| Exercise instructions |
Quote the entries word for word. Omit the pictures.

| Extracted records |

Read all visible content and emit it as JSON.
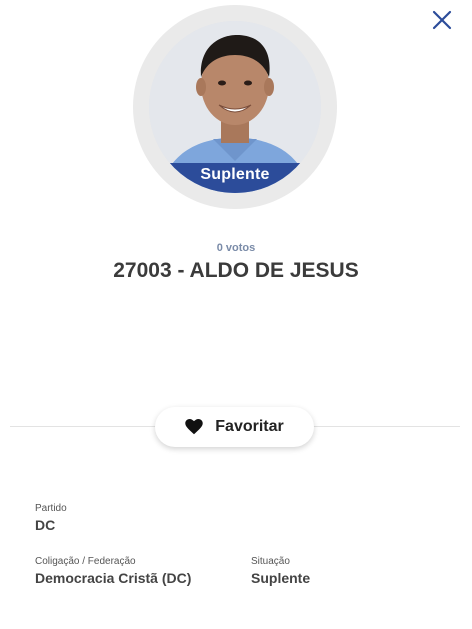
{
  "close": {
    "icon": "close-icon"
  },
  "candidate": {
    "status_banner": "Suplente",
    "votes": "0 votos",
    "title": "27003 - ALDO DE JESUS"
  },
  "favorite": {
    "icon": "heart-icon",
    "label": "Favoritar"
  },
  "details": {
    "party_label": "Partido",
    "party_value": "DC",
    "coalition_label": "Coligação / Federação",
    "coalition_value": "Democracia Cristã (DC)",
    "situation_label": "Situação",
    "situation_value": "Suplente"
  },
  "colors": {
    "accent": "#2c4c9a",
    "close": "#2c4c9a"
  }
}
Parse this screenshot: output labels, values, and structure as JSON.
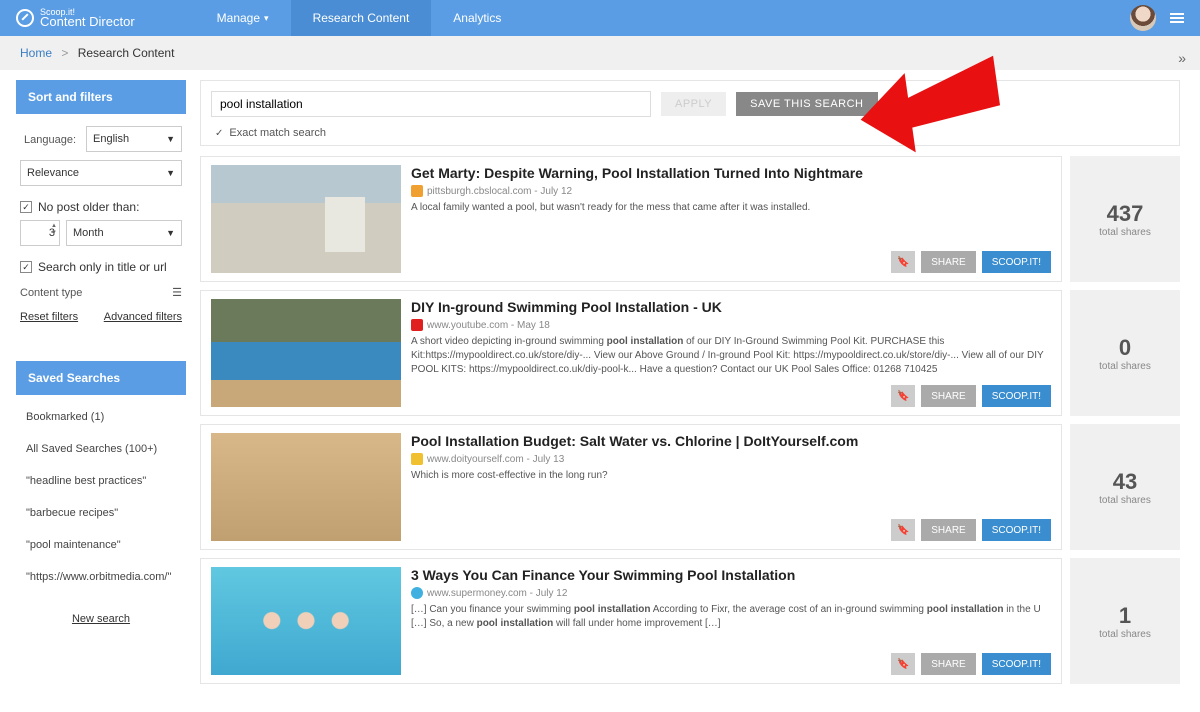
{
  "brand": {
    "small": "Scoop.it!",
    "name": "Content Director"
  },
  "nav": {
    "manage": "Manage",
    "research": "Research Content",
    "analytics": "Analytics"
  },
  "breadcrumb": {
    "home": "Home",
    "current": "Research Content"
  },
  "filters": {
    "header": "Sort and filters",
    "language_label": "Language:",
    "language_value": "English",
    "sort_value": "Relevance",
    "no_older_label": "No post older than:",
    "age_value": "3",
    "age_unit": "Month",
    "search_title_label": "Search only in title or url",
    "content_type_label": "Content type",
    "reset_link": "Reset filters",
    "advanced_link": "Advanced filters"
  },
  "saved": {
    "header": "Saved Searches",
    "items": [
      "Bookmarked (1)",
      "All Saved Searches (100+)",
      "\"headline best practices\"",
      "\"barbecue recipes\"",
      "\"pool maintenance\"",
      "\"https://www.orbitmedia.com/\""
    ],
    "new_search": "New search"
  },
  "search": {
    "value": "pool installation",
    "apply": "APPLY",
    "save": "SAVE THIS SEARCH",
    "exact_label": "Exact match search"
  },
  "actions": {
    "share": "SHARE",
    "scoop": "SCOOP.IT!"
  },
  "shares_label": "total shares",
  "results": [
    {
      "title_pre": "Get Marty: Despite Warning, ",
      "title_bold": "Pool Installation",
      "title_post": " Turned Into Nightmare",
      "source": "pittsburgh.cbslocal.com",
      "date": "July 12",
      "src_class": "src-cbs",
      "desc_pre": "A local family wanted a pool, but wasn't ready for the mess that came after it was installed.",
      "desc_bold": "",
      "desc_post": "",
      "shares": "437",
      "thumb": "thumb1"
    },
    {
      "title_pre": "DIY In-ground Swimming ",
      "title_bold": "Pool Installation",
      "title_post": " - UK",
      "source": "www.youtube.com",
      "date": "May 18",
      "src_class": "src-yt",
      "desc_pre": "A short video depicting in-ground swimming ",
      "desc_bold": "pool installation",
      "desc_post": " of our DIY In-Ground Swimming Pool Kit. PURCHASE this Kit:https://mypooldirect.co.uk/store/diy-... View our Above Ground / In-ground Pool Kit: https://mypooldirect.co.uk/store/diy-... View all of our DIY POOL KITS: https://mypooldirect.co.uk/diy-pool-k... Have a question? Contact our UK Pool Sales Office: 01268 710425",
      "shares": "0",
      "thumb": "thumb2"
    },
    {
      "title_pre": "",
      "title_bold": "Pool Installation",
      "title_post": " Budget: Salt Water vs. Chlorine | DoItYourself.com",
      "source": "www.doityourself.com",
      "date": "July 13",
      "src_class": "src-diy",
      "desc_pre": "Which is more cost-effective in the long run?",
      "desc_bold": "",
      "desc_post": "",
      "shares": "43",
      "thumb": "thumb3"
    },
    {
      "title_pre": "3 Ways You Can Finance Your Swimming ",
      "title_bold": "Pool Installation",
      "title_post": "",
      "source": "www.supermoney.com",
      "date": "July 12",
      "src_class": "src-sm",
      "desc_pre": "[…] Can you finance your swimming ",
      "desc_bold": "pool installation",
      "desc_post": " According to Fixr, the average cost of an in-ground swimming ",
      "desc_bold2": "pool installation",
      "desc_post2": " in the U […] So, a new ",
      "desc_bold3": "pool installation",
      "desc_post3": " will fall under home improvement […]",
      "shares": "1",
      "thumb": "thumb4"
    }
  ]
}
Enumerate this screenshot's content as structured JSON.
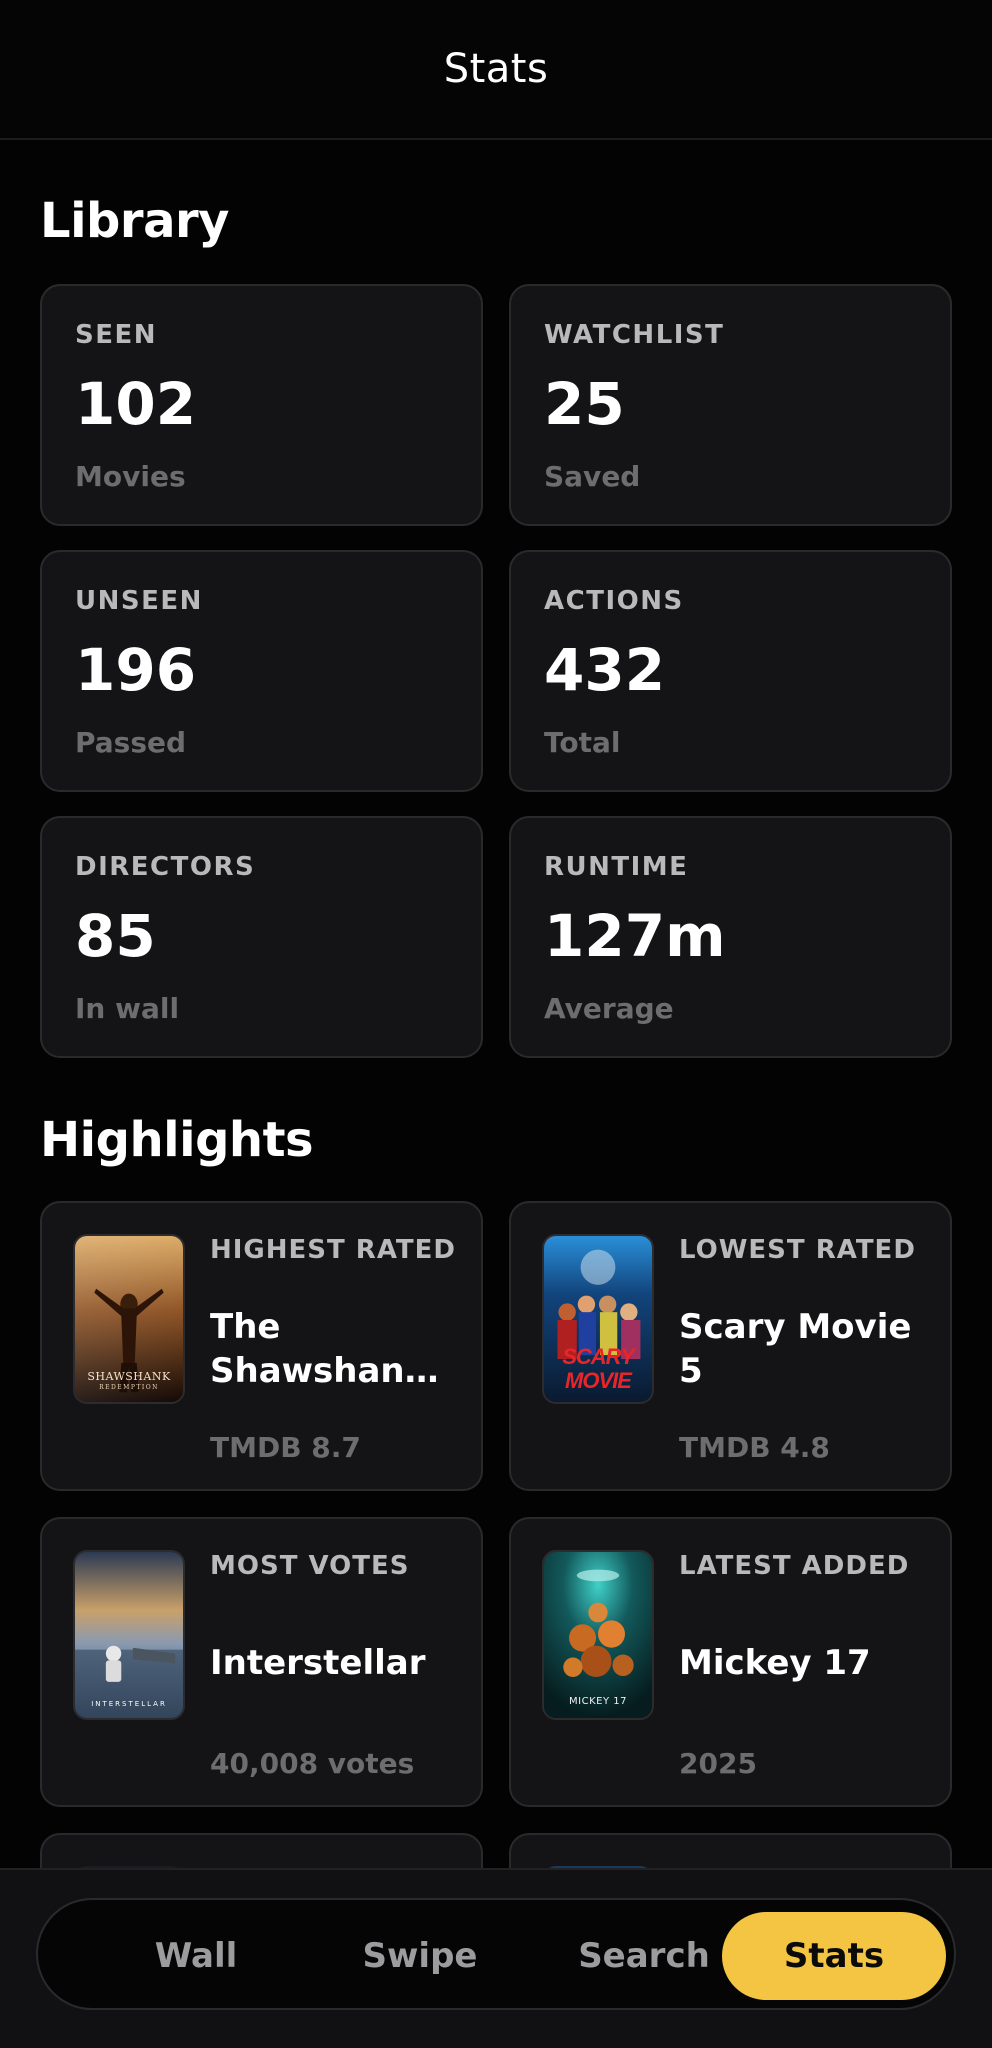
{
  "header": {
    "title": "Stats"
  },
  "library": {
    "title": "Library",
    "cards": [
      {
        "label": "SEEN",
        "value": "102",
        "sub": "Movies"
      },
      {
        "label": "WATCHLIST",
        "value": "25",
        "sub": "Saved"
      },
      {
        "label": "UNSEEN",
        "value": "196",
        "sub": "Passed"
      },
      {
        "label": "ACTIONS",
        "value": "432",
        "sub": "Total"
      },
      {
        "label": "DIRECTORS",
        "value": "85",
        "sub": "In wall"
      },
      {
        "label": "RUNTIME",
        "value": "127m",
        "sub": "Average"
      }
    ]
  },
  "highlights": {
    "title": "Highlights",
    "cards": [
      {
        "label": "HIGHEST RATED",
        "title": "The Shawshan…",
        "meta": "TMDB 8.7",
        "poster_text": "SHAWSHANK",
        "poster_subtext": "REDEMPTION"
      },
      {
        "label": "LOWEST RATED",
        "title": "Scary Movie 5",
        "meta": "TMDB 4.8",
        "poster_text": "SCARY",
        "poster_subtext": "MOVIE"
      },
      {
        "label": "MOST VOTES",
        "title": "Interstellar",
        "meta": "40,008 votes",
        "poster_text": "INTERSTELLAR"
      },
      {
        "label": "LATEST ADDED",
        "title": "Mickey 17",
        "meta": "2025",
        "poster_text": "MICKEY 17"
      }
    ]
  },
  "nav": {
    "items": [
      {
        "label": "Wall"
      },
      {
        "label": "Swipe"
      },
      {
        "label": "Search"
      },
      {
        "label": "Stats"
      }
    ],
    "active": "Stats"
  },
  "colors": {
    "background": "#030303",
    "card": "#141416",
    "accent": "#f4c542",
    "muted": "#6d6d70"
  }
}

| In response |
Read all visible content and emit it as JSON.
{
  "close": {
    "icon": "close-icon"
  },
  "candidate": {
    "status_banner": "Suplente",
    "votes": "0 votos",
    "title": "27003 - ALDO DE JESUS"
  },
  "favorite": {
    "icon": "heart-icon",
    "label": "Favoritar"
  },
  "details": {
    "party_label": "Partido",
    "party_value": "DC",
    "coalition_label": "Coligação / Federação",
    "coalition_value": "Democracia Cristã (DC)",
    "situation_label": "Situação",
    "situation_value": "Suplente"
  },
  "colors": {
    "accent": "#2c4c9a",
    "close": "#2c4c9a"
  }
}
Parse this screenshot: output labels, values, and structure as JSON.
{
  "brand": {
    "small": "Scoop.it!",
    "name": "Content Director"
  },
  "nav": {
    "manage": "Manage",
    "research": "Research Content",
    "analytics": "Analytics"
  },
  "breadcrumb": {
    "home": "Home",
    "current": "Research Content"
  },
  "filters": {
    "header": "Sort and filters",
    "language_label": "Language:",
    "language_value": "English",
    "sort_value": "Relevance",
    "no_older_label": "No post older than:",
    "age_value": "3",
    "age_unit": "Month",
    "search_title_label": "Search only in title or url",
    "content_type_label": "Content type",
    "reset_link": "Reset filters",
    "advanced_link": "Advanced filters"
  },
  "saved": {
    "header": "Saved Searches",
    "items": [
      "Bookmarked (1)",
      "All Saved Searches (100+)",
      "\"headline best practices\"",
      "\"barbecue recipes\"",
      "\"pool maintenance\"",
      "\"https://www.orbitmedia.com/\""
    ],
    "new_search": "New search"
  },
  "search": {
    "value": "pool installation",
    "apply": "APPLY",
    "save": "SAVE THIS SEARCH",
    "exact_label": "Exact match search"
  },
  "actions": {
    "share": "SHARE",
    "scoop": "SCOOP.IT!"
  },
  "shares_label": "total shares",
  "results": [
    {
      "title_pre": "Get Marty: Despite Warning, ",
      "title_bold": "Pool Installation",
      "title_post": " Turned Into Nightmare",
      "source": "pittsburgh.cbslocal.com",
      "date": "July 12",
      "src_class": "src-cbs",
      "desc_pre": "A local family wanted a pool, but wasn't ready for the mess that came after it was installed.",
      "desc_bold": "",
      "desc_post": "",
      "shares": "437",
      "thumb": "thumb1"
    },
    {
      "title_pre": "DIY In-ground Swimming ",
      "title_bold": "Pool Installation",
      "title_post": " - UK",
      "source": "www.youtube.com",
      "date": "May 18",
      "src_class": "src-yt",
      "desc_pre": "A short video depicting in-ground swimming ",
      "desc_bold": "pool installation",
      "desc_post": " of our DIY In-Ground Swimming Pool Kit. PURCHASE this Kit:https://mypooldirect.co.uk/store/diy-... View our Above Ground / In-ground Pool Kit: https://mypooldirect.co.uk/store/diy-... View all of our DIY POOL KITS: https://mypooldirect.co.uk/diy-pool-k... Have a question? Contact our UK Pool Sales Office: 01268 710425",
      "shares": "0",
      "thumb": "thumb2"
    },
    {
      "title_pre": "",
      "title_bold": "Pool Installation",
      "title_post": " Budget: Salt Water vs. Chlorine | DoItYourself.com",
      "source": "www.doityourself.com",
      "date": "July 13",
      "src_class": "src-diy",
      "desc_pre": "Which is more cost-effective in the long run?",
      "desc_bold": "",
      "desc_post": "",
      "shares": "43",
      "thumb": "thumb3"
    },
    {
      "title_pre": "3 Ways You Can Finance Your Swimming ",
      "title_bold": "Pool Installation",
      "title_post": "",
      "source": "www.supermoney.com",
      "date": "July 12",
      "src_class": "src-sm",
      "desc_pre": "[…] Can you finance your swimming ",
      "desc_bold": "pool installation",
      "desc_post": " According to Fixr, the average cost of an in-ground swimming ",
      "desc_bold2": "pool installation",
      "desc_post2": " in the U […] So, a new ",
      "desc_bold3": "pool installation",
      "desc_post3": " will fall under home improvement […]",
      "shares": "1",
      "thumb": "thumb4"
    }
  ]
}
Enumerate this screenshot's content as structured JSON.
{
  "header": {
    "title": "Stats"
  },
  "library": {
    "title": "Library",
    "cards": [
      {
        "label": "SEEN",
        "value": "102",
        "sub": "Movies"
      },
      {
        "label": "WATCHLIST",
        "value": "25",
        "sub": "Saved"
      },
      {
        "label": "UNSEEN",
        "value": "196",
        "sub": "Passed"
      },
      {
        "label": "ACTIONS",
        "value": "432",
        "sub": "Total"
      },
      {
        "label": "DIRECTORS",
        "value": "85",
        "sub": "In wall"
      },
      {
        "label": "RUNTIME",
        "value": "127m",
        "sub": "Average"
      }
    ]
  },
  "highlights": {
    "title": "Highlights",
    "cards": [
      {
        "label": "HIGHEST RATED",
        "title": "The Shawshan…",
        "meta": "TMDB 8.7",
        "poster_text": "SHAWSHANK",
        "poster_subtext": "REDEMPTION"
      },
      {
        "label": "LOWEST RATED",
        "title": "Scary Movie 5",
        "meta": "TMDB 4.8",
        "poster_text": "SCARY",
        "poster_subtext": "MOVIE"
      },
      {
        "label": "MOST VOTES",
        "title": "Interstellar",
        "meta": "40,008 votes",
        "poster_text": "INTERSTELLAR"
      },
      {
        "label": "LATEST ADDED",
        "title": "Mickey 17",
        "meta": "2025",
        "poster_text": "MICKEY 17"
      }
    ]
  },
  "nav": {
    "items": [
      {
        "label": "Wall"
      },
      {
        "label": "Swipe"
      },
      {
        "label": "Search"
      },
      {
        "label": "Stats"
      }
    ],
    "active": "Stats"
  },
  "colors": {
    "background": "#030303",
    "card": "#141416",
    "accent": "#f4c542",
    "muted": "#6d6d70"
  }
}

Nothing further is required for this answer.